Extract all lines in the data that contain the word "lifespan".
··· Available records ···
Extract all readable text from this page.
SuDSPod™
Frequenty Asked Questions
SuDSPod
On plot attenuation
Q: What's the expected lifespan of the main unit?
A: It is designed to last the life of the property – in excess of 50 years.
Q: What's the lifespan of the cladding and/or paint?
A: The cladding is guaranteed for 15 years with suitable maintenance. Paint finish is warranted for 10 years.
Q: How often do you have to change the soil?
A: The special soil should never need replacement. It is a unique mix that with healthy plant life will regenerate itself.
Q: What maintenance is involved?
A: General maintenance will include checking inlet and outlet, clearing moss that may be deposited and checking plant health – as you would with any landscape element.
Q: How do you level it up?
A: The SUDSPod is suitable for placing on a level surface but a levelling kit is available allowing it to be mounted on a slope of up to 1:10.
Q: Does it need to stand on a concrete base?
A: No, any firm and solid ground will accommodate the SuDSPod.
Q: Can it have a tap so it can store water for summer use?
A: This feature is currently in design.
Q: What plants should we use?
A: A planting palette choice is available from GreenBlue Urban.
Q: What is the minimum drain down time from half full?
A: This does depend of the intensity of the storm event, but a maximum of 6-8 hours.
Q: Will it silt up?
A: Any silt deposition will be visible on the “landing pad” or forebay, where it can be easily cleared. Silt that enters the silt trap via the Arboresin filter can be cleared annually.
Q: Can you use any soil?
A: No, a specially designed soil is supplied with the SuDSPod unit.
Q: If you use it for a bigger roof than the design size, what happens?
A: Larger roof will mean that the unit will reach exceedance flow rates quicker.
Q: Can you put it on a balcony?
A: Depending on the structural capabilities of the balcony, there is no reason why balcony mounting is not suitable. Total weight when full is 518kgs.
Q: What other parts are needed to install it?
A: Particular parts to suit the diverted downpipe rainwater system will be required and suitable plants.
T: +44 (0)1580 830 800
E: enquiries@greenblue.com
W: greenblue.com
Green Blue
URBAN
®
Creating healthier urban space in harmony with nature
···
- **Answer to the task**
Q: What's the expected lifespan of the main unit?
Q: What's the lifespan of the cladding and/or paint?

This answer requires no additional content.